**WHAT YOU WILL DO**
Print the listing below exactly.

**DATA PROVIDED**
#####

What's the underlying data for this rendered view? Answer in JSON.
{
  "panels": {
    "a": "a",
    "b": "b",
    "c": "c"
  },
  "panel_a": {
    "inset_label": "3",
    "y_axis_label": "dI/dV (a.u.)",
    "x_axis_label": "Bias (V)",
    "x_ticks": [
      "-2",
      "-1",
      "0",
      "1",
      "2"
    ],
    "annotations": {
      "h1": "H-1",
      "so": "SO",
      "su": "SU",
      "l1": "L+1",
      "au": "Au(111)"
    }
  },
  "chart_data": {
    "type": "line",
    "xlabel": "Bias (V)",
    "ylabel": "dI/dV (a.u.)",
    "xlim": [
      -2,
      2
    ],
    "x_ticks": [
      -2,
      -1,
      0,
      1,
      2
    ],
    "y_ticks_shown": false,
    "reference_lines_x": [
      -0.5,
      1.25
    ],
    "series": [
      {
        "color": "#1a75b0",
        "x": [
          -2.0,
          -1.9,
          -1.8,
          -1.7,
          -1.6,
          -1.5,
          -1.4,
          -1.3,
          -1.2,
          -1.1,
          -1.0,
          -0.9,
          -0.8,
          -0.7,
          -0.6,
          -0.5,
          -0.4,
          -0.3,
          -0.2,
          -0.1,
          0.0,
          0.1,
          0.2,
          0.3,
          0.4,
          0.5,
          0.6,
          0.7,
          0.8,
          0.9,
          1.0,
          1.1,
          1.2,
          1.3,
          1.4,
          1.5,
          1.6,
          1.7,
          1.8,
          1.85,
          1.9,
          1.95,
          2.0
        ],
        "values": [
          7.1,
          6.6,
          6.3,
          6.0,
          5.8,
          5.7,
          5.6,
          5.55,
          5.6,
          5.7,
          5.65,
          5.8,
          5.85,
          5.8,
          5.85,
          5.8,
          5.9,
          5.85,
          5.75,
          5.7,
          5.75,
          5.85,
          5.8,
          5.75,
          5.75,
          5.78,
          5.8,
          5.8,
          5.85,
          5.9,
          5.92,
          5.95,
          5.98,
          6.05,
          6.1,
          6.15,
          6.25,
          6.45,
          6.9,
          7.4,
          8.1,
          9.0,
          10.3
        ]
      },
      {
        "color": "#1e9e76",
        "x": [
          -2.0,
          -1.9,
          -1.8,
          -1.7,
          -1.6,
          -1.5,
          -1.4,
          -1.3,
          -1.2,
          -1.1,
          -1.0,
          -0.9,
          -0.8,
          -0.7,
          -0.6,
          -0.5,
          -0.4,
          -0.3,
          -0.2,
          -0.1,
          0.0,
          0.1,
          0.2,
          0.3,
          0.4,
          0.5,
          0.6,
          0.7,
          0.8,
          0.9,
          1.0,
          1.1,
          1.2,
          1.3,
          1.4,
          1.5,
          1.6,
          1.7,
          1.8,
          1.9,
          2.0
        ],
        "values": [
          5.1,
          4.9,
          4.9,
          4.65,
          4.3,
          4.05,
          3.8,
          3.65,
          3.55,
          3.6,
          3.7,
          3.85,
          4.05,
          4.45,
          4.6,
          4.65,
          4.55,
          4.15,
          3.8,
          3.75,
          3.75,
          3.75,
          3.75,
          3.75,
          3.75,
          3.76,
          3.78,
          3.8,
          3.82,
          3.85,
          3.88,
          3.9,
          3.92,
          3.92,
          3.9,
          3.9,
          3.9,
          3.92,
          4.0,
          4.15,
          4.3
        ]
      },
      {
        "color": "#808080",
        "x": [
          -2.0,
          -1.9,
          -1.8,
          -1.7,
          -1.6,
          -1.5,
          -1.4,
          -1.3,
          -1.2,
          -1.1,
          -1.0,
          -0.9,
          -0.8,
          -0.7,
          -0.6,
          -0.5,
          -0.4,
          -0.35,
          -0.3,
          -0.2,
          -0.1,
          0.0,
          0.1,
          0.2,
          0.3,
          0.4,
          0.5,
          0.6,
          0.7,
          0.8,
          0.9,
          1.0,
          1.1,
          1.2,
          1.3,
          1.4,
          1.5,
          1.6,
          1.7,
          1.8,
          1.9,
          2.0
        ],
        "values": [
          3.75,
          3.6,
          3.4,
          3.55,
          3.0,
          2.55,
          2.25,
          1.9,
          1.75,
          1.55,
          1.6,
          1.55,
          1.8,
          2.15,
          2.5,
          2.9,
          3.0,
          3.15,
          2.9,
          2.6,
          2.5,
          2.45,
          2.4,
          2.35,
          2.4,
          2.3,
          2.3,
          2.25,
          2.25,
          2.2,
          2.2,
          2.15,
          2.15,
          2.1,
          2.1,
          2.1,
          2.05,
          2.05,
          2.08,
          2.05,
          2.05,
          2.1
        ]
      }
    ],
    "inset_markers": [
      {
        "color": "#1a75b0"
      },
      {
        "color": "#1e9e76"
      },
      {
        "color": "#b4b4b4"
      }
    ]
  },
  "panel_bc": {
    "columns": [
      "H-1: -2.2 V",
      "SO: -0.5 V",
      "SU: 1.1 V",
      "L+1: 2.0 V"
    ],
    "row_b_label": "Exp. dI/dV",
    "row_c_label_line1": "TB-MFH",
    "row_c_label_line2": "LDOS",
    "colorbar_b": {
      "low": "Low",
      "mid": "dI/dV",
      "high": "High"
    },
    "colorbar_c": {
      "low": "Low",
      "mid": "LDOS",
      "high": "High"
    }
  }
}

#####

**EXERCISE OUTPUT**
What's the underlying data for this rendered view? Answer in JSON.
{
  "panels": {
    "a": "a",
    "b": "b",
    "c": "c"
  },
  "panel_a": {
    "inset_label": "3",
    "y_axis_label": "dI/dV (a.u.)",
    "x_axis_label": "Bias (V)",
    "x_ticks": [
      "-2",
      "-1",
      "0",
      "1",
      "2"
    ],
    "annotations": {
      "h1": "H-1",
      "so": "SO",
      "su": "SU",
      "l1": "L+1",
      "au": "Au(111)"
    }
  },
  "chart_data": {
    "type": "line",
    "xlabel": "Bias (V)",
    "ylabel": "dI/dV (a.u.)",
    "xlim": [
      -2,
      2
    ],
    "x_ticks": [
      -2,
      -1,
      0,
      1,
      2
    ],
    "y_ticks_shown": false,
    "reference_lines_x": [
      -0.5,
      1.25
    ],
    "series": [
      {
        "color": "#1a75b0",
        "x": [
          -2.0,
          -1.9,
          -1.8,
          -1.7,
          -1.6,
          -1.5,
          -1.4,
          -1.3,
          -1.2,
          -1.1,
          -1.0,
          -0.9,
          -0.8,
          -0.7,
          -0.6,
          -0.5,
          -0.4,
          -0.3,
          -0.2,
          -0.1,
          0.0,
          0.1,
          0.2,
          0.3,
          0.4,
          0.5,
          0.6,
          0.7,
          0.8,
          0.9,
          1.0,
          1.1,
          1.2,
          1.3,
          1.4,
          1.5,
          1.6,
          1.7,
          1.8,
          1.85,
          1.9,
          1.95,
          2.0
        ],
        "values": [
          7.1,
          6.6,
          6.3,
          6.0,
          5.8,
          5.7,
          5.6,
          5.55,
          5.6,
          5.7,
          5.65,
          5.8,
          5.85,
          5.8,
          5.85,
          5.8,
          5.9,
          5.85,
          5.75,
          5.7,
          5.75,
          5.85,
          5.8,
          5.75,
          5.75,
          5.78,
          5.8,
          5.8,
          5.85,
          5.9,
          5.92,
          5.95,
          5.98,
          6.05,
          6.1,
          6.15,
          6.25,
          6.45,
          6.9,
          7.4,
          8.1,
          9.0,
          10.3
        ]
      },
      {
        "color": "#1e9e76",
        "x": [
          -2.0,
          -1.9,
          -1.8,
          -1.7,
          -1.6,
          -1.5,
          -1.4,
          -1.3,
          -1.2,
          -1.1,
          -1.0,
          -0.9,
          -0.8,
          -0.7,
          -0.6,
          -0.5,
          -0.4,
          -0.3,
          -0.2,
          -0.1,
          0.0,
          0.1,
          0.2,
          0.3,
          0.4,
          0.5,
          0.6,
          0.7,
          0.8,
          0.9,
          1.0,
          1.1,
          1.2,
          1.3,
          1.4,
          1.5,
          1.6,
          1.7,
          1.8,
          1.9,
          2.0
        ],
        "values": [
          5.1,
          4.9,
          4.9,
          4.65,
          4.3,
          4.05,
          3.8,
          3.65,
          3.55,
          3.6,
          3.7,
          3.85,
          4.05,
          4.45,
          4.6,
          4.65,
          4.55,
          4.15,
          3.8,
          3.75,
          3.75,
          3.75,
          3.75,
          3.75,
          3.75,
          3.76,
          3.78,
          3.8,
          3.82,
          3.85,
          3.88,
          3.9,
          3.92,
          3.92,
          3.9,
          3.9,
          3.9,
          3.92,
          4.0,
          4.15,
          4.3
        ]
      },
      {
        "color": "#808080",
        "x": [
          -2.0,
          -1.9,
          -1.8,
          -1.7,
          -1.6,
          -1.5,
          -1.4,
          -1.3,
          -1.2,
          -1.1,
          -1.0,
          -0.9,
          -0.8,
          -0.7,
          -0.6,
          -0.5,
          -0.4,
          -0.35,
          -0.3,
          -0.2,
          -0.1,
          0.0,
          0.1,
          0.2,
          0.3,
          0.4,
          0.5,
          0.6,
          0.7,
          0.8,
          0.9,
          1.0,
          1.1,
          1.2,
          1.3,
          1.4,
          1.5,
          1.6,
          1.7,
          1.8,
          1.9,
          2.0
        ],
        "values": [
          3.75,
          3.6,
          3.4,
          3.55,
          3.0,
          2.55,
          2.25,
          1.9,
          1.75,
          1.55,
          1.6,
          1.55,
          1.8,
          2.15,
          2.5,
          2.9,
          3.0,
          3.15,
          2.9,
          2.6,
          2.5,
          2.45,
          2.4,
          2.35,
          2.4,
          2.3,
          2.3,
          2.25,
          2.25,
          2.2,
          2.2,
          2.15,
          2.15,
          2.1,
          2.1,
          2.1,
          2.05,
          2.05,
          2.08,
          2.05,
          2.05,
          2.1
        ]
      }
    ],
    "inset_markers": [
      {
        "color": "#1a75b0"
      },
      {
        "color": "#1e9e76"
      },
      {
        "color": "#b4b4b4"
      }
    ]
  },
  "panel_bc": {
    "columns": [
      "H-1: -2.2 V",
      "SO: -0.5 V",
      "SU: 1.1 V",
      "L+1: 2.0 V"
    ],
    "row_b_label": "Exp. dI/dV",
    "row_c_label_line1": "TB-MFH",
    "row_c_label_line2": "LDOS",
    "colorbar_b": {
      "low": "Low",
      "mid": "dI/dV",
      "high": "High"
    },
    "colorbar_c": {
      "low": "Low",
      "mid": "LDOS",
      "high": "High"
    }
  }
}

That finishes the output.